● Problem statement: Copy out all lines that hold "color".

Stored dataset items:

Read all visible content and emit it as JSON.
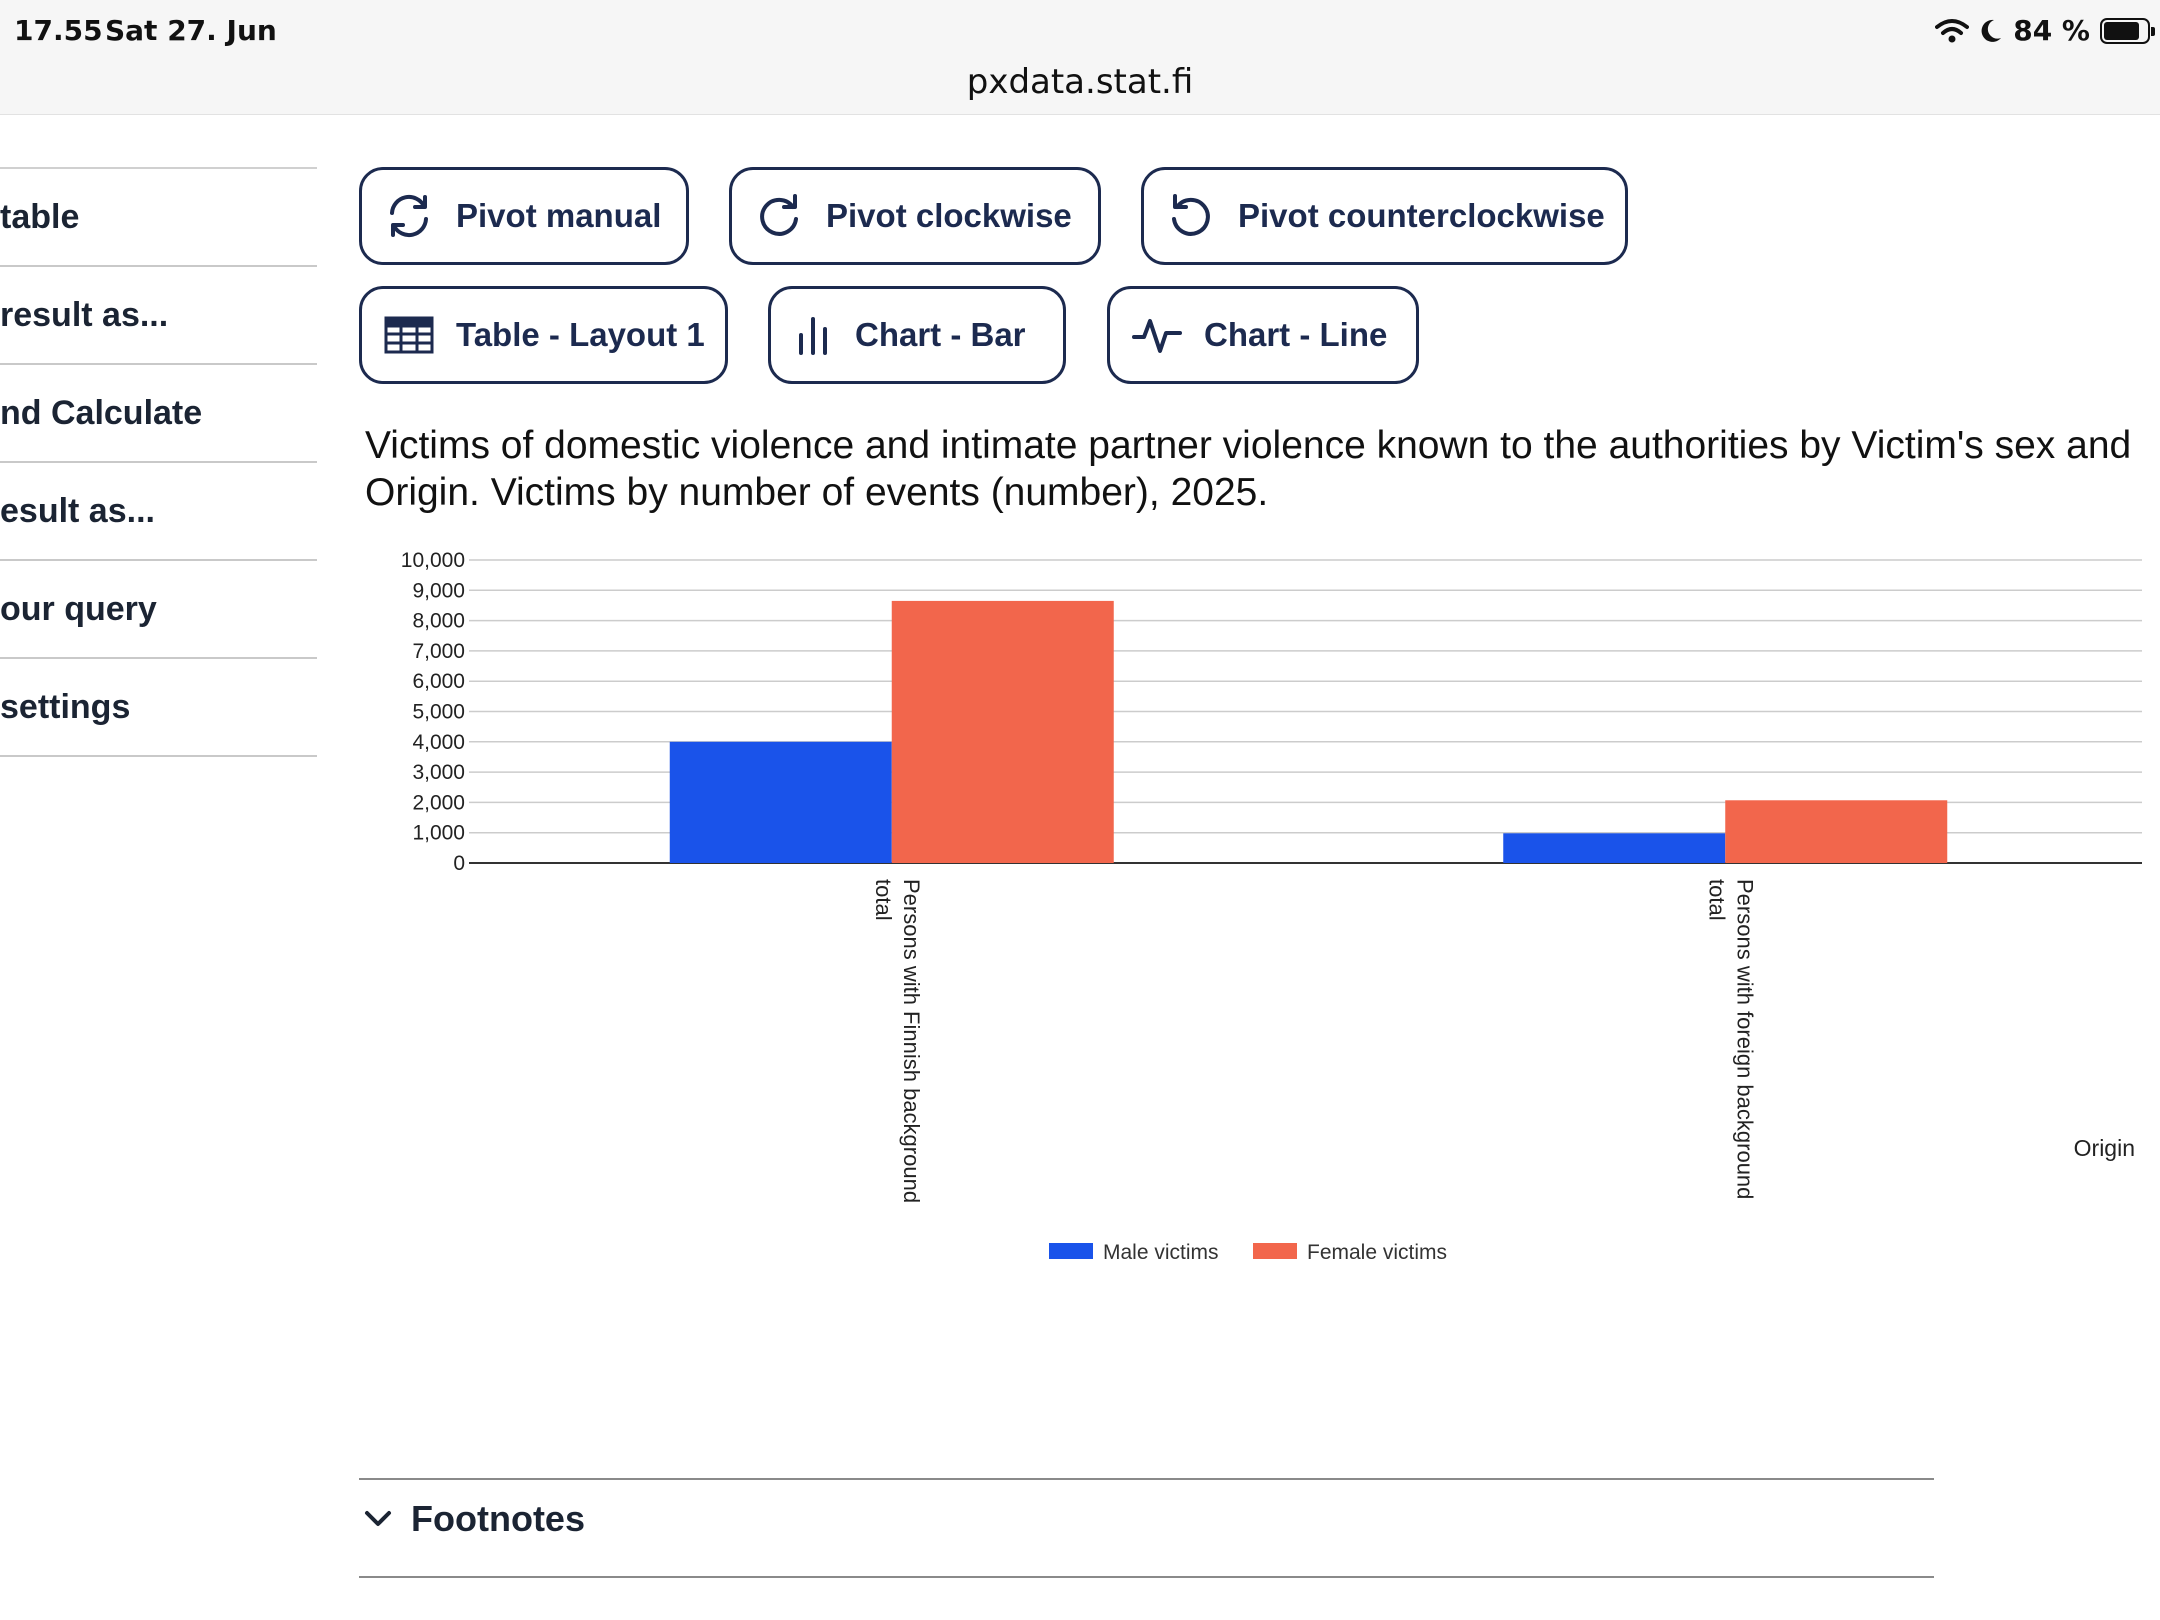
{
  "status_bar": {
    "time": "17.55",
    "date": "Sat 27. Jun",
    "battery": "84 %",
    "battery_level": 0.84,
    "url": "pxdata.stat.fi"
  },
  "sidebar": {
    "items": [
      {
        "label": "table"
      },
      {
        "label": "result as..."
      },
      {
        "label": "nd Calculate"
      },
      {
        "label": "esult as..."
      },
      {
        "label": "our query"
      },
      {
        "label": "settings"
      }
    ]
  },
  "toolbar": {
    "pivot_manual": "Pivot manual",
    "pivot_clockwise": "Pivot clockwise",
    "pivot_counterclockwise": "Pivot counterclockwise",
    "table_layout": "Table - Layout 1",
    "chart_bar": "Chart - Bar",
    "chart_line": "Chart - Line",
    "accent": "#1c2a4f"
  },
  "chart_data": {
    "type": "bar",
    "title": "Victims of domestic violence and intimate partner violence known to the authorities by Victim's sex and Origin. Victims by number of events (number), 2025.",
    "categories": [
      "Persons with Finnish background total",
      "Persons with foreign background total"
    ],
    "series": [
      {
        "name": "Male victims",
        "values": [
          4000,
          980
        ],
        "color": "#1a53ea"
      },
      {
        "name": "Female victims",
        "values": [
          8650,
          2070
        ],
        "color": "#f2664c"
      }
    ],
    "xlabel": "Origin",
    "ylabel": "",
    "ylim": [
      0,
      10000
    ],
    "yticks": [
      0,
      1000,
      2000,
      3000,
      4000,
      5000,
      6000,
      7000,
      8000,
      9000,
      10000
    ],
    "ytick_labels": [
      "0",
      "1,000",
      "2,000",
      "3,000",
      "4,000",
      "5,000",
      "6,000",
      "7,000",
      "8,000",
      "9,000",
      "10,000"
    ],
    "grid": true,
    "legend_position": "bottom"
  },
  "footnotes": {
    "label": "Footnotes"
  }
}
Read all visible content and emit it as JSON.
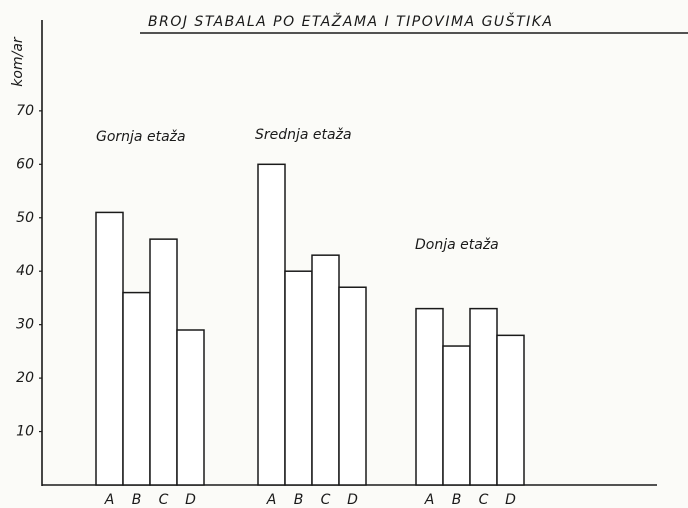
{
  "chart_data": {
    "type": "bar",
    "title": "BROJ STABALA PO ETAŽAMA I TIPOVIMA GUŠTIKA",
    "y_label": "kom/ar",
    "groups": [
      {
        "name": "Gornja etaža",
        "categories": [
          "A",
          "B",
          "C",
          "D"
        ],
        "values": [
          51,
          36,
          46,
          29
        ]
      },
      {
        "name": "Srednja etaža",
        "categories": [
          "A",
          "B",
          "C",
          "D"
        ],
        "values": [
          60,
          40,
          43,
          37
        ]
      },
      {
        "name": "Donja etaža",
        "categories": [
          "A",
          "B",
          "C",
          "D"
        ],
        "values": [
          33,
          26,
          33,
          28
        ]
      }
    ],
    "color": "#ffffff",
    "ylim": [
      0,
      87
    ],
    "yticks": [
      10,
      20,
      30,
      40,
      50,
      60,
      70
    ],
    "grid": false
  }
}
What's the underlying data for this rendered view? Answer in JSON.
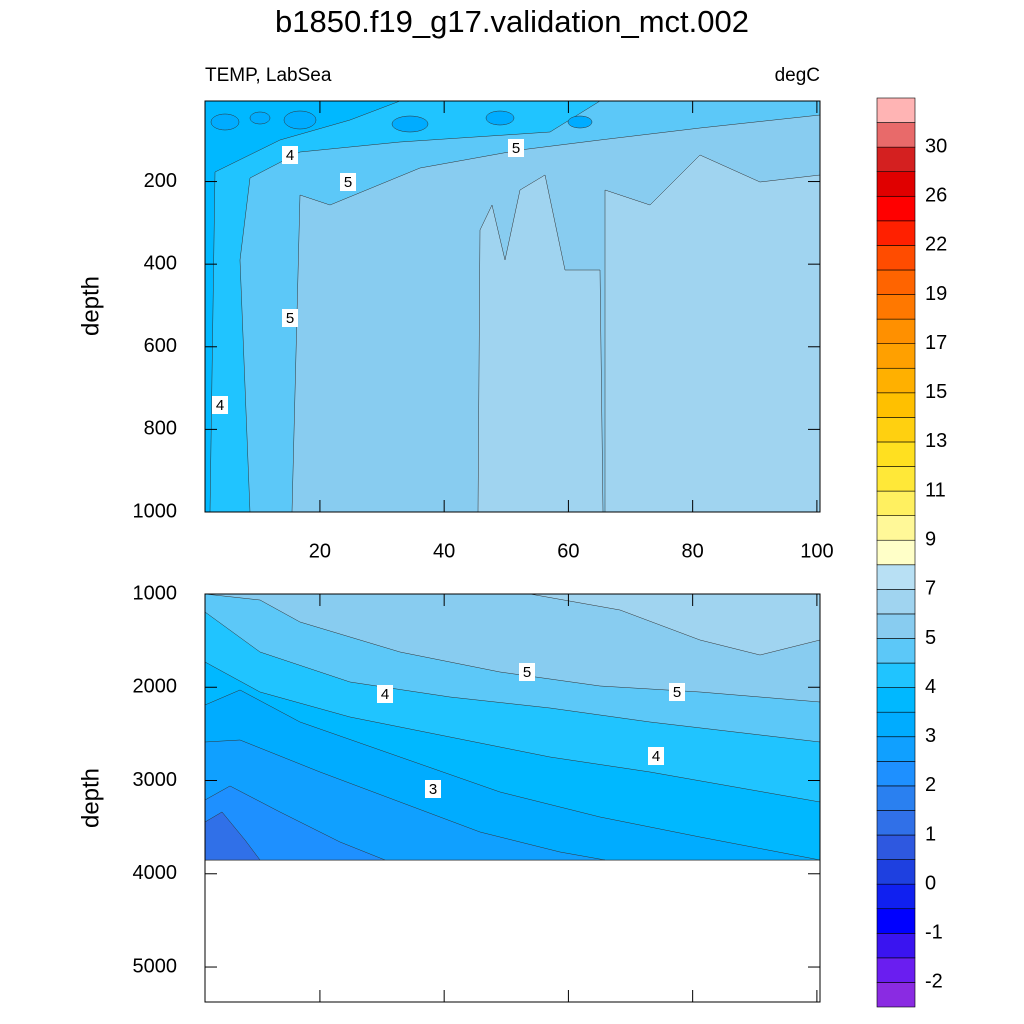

● Output below:
        "color": "#1a53ea"
        "color": "#f2664c"
    "color": "#ffffff",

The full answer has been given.